>>
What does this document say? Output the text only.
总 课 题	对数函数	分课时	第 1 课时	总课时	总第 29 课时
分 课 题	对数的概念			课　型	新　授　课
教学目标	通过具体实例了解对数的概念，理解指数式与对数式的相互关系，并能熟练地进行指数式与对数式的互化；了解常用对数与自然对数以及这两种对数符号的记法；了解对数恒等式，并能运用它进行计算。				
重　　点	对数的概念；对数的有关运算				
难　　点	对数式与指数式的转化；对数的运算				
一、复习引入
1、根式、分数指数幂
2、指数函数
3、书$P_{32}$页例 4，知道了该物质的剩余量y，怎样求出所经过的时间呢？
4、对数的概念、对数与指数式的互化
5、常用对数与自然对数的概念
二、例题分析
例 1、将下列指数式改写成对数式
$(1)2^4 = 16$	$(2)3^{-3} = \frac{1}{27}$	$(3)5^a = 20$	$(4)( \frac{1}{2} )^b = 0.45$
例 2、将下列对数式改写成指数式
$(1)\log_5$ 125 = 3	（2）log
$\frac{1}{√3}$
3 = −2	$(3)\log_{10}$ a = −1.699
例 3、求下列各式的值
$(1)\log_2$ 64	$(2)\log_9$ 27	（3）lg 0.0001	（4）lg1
<<
● **Task to carry out**:
Extract the listing in its entirety, matching it exactly.

● **Result of the exercise**:
What does this document say? Output the text only.
总 课 题	对数函数	分课时	第 1 课时	总课时	总第 29 课时
分 课 题	对数的概念			课　型	新　授　课
教学目标	通过具体实例了解对数的概念，理解指数式与对数式的相互关系，并能熟练地进行指数式与对数式的互化；了解常用对数与自然对数以及这两种对数符号的记法；了解对数恒等式，并能运用它进行计算。				
重　　点	对数的概念；对数的有关运算				
难　　点	对数式与指数式的转化；对数的运算				
一、复习引入
1、根式、分数指数幂
2、指数函数
3、书$P_{32}$页例 4，知道了该物质的剩余量y，怎样求出所经过的时间呢？
4、对数的概念、对数与指数式的互化
5、常用对数与自然对数的概念
二、例题分析
例 1、将下列指数式改写成对数式
$(1)2^4 = 16$	$(2)3^{-3} = \frac{1}{27}$	$(3)5^a = 20$	$(4)( \frac{1}{2} )^b = 0.45$
例 2、将下列对数式改写成指数式
$(1)\log_5$ 125 = 3	（2）log
$\frac{1}{√3}$
3 = −2	$(3)\log_{10}$ a = −1.699
例 3、求下列各式的值
$(1)\log_2$ 64	$(2)\log_9$ 27	（3）lg 0.0001	（4）lg1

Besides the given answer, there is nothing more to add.